Los productos se venden de forma masiva porque los publicistas conocen bien la mente humana y dirigen los anuncios a los sesgos. La sociedad de consumo se funda en ese manejo psíquico que convierte lo superfluo en necesario, y que no pocas veces se hace con gracia y hasta cierta belleza, hay que reconocerlo. Pero sobre todo con eficacia y excelencia: la riqueza absurda que se crea sirve para mantener un nivel de vida elevado, y el pueblo tiende a agarrarse a una vida llena de cosas y sitios, de compras y viajes. Todo ese tinglado se sujeta en la palabra, en esa palabra que va diciendo lo que se quiere oír. Por eso siempre acierta, y por eso perseguimos dóciles toda esta prosperidad.
Cuando los políticos aprenden el truco, la legítima oratoria cede a la palabrería hueca, suficiente para hilar unas cuantas consignas y llegar a los corazones
El sesgo de confirmación es básico en publicidad y, por tanto, también en política, casi ya mero pleonasmo. Para llegar a los soberanos basta con tocar sus fibritas y hablar con alguna soltura. En ese momento, en ese acto sentimentalmente supremo, los soberanos así tomados de uno en uno pasan ya a ser la gente y la gente, un rebaño tolón tolón que puedes conducir donde quieras. Entonces los votantes votan ya por el regalo que hagan a sus oídos predispuestos, como los consumidores consumen por la gracia de unos anuncios que les dan de continuo la razón. Cuando los políticos aprenden el truco, la legítima oratoria cede a la palabrería hueca, suficiente para hilar unas cuantas consignas y llegar a los corazones. Es entonces, como decían los griegos, cuando la democracia se convierte en demagogia y cuando por todas partes salen guías y conductores dispuestos a pastorear la grey, que tiene por costumbre confundir protestas con balidos y opinión con servidumbre.

▶ **Tarea 1**:
Responde a estas preguntas según el texto sobre publicidad y política.
(a) ¿A qué dirigen los publicistas los anuncios?
(b) ¿Qué sesgo se considera básico en publicidad?
(c) Según lo que decían los griegos, ¿en qué se convierte la democracia?
▶ **Tarea 2**: Transcribe del texto sobre publicidad y política el tramo que va desde "Los productos se" hasta "toda esta prosperidad.", sin cambiar nada.
Las entradas no son necesarias para resolver estas tareas.

▶ **Datos del ejercicio**:
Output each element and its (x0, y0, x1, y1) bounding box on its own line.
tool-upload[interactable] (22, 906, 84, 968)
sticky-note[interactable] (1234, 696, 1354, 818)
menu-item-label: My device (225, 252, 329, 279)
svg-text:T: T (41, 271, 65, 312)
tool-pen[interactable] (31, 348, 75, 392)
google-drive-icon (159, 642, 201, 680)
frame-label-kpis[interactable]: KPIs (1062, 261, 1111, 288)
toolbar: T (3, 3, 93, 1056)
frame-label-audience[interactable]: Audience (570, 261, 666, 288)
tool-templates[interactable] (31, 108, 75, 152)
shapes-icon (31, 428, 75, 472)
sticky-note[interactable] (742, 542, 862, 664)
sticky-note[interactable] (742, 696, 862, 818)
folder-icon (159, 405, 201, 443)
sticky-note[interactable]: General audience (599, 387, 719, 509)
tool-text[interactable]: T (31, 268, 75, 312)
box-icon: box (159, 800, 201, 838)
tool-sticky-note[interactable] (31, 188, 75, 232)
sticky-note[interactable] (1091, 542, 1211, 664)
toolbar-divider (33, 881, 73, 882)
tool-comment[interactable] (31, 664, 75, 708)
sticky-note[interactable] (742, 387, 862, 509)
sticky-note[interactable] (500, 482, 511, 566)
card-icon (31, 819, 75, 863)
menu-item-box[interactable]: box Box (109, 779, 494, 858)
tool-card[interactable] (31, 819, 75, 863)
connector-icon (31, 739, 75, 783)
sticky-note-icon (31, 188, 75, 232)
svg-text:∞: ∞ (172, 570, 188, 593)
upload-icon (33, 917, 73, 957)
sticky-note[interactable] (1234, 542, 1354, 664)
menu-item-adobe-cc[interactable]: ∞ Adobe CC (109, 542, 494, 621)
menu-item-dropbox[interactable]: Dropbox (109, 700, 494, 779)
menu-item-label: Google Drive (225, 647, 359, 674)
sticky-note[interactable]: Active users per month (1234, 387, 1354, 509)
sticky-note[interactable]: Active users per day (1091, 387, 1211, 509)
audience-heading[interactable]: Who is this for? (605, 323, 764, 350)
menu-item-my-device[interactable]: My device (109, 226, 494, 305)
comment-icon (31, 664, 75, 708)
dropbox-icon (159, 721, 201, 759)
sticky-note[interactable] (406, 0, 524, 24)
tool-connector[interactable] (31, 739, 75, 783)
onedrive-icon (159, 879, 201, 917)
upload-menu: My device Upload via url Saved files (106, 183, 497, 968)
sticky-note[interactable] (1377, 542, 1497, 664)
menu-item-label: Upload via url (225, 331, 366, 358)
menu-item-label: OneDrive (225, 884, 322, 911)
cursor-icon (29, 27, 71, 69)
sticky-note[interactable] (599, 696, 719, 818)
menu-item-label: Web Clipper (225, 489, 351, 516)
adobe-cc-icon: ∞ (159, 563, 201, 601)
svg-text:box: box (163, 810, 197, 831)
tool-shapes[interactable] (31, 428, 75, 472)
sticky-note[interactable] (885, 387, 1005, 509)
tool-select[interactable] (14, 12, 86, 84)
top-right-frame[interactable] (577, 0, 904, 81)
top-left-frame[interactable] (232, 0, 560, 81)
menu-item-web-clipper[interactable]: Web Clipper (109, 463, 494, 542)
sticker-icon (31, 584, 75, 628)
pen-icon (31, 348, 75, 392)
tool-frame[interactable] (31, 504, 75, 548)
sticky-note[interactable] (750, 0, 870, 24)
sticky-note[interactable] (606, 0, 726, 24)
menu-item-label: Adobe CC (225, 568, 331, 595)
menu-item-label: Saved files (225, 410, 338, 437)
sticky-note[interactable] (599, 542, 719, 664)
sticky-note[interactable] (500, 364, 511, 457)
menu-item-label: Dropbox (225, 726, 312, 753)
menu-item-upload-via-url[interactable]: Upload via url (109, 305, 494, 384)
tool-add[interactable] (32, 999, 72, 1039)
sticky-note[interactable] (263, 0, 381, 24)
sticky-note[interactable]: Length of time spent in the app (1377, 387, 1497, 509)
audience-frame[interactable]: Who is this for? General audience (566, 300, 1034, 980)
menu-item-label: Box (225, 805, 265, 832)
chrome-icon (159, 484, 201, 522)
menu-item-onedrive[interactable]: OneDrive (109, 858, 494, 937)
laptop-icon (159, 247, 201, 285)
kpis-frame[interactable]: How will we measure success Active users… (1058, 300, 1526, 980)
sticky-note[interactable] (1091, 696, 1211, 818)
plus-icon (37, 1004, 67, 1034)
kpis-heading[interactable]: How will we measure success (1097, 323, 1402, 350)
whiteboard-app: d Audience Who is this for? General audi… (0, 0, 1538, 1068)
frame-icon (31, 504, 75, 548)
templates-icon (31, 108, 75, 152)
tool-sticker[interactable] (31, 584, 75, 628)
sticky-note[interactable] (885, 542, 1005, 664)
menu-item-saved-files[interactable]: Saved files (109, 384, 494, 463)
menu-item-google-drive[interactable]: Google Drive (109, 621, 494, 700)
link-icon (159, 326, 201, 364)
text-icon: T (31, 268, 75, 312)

▶ **Solución 1**:
(a) A los sesgos.
(b) El sesgo de confirmación.
(c) En demagogia.

▶ **Solución 2**:
Los productos se venden de forma masiva porque los publicistas conocen bien la mente humana y dirigen los anuncios a los sesgos. La sociedad de consumo se funda en ese manejo psíquico que convierte lo superfluo en necesario, y que no pocas veces se hace con gracia y hasta cierta belleza, hay que reconocerlo. Pero sobre todo con eficacia y excelencia: la riqueza absurda que se crea sirve para mantener un nivel de vida elevado, y el pueblo tiende a agarrarse a una vida llena de cosas y sitios, de compras y viajes. Todo ese tinglado se sujeta en la palabra, en esa palabra que va diciendo lo que se quiere oír. Por eso siempre acierta, y por eso perseguimos dóciles toda esta prosperidad.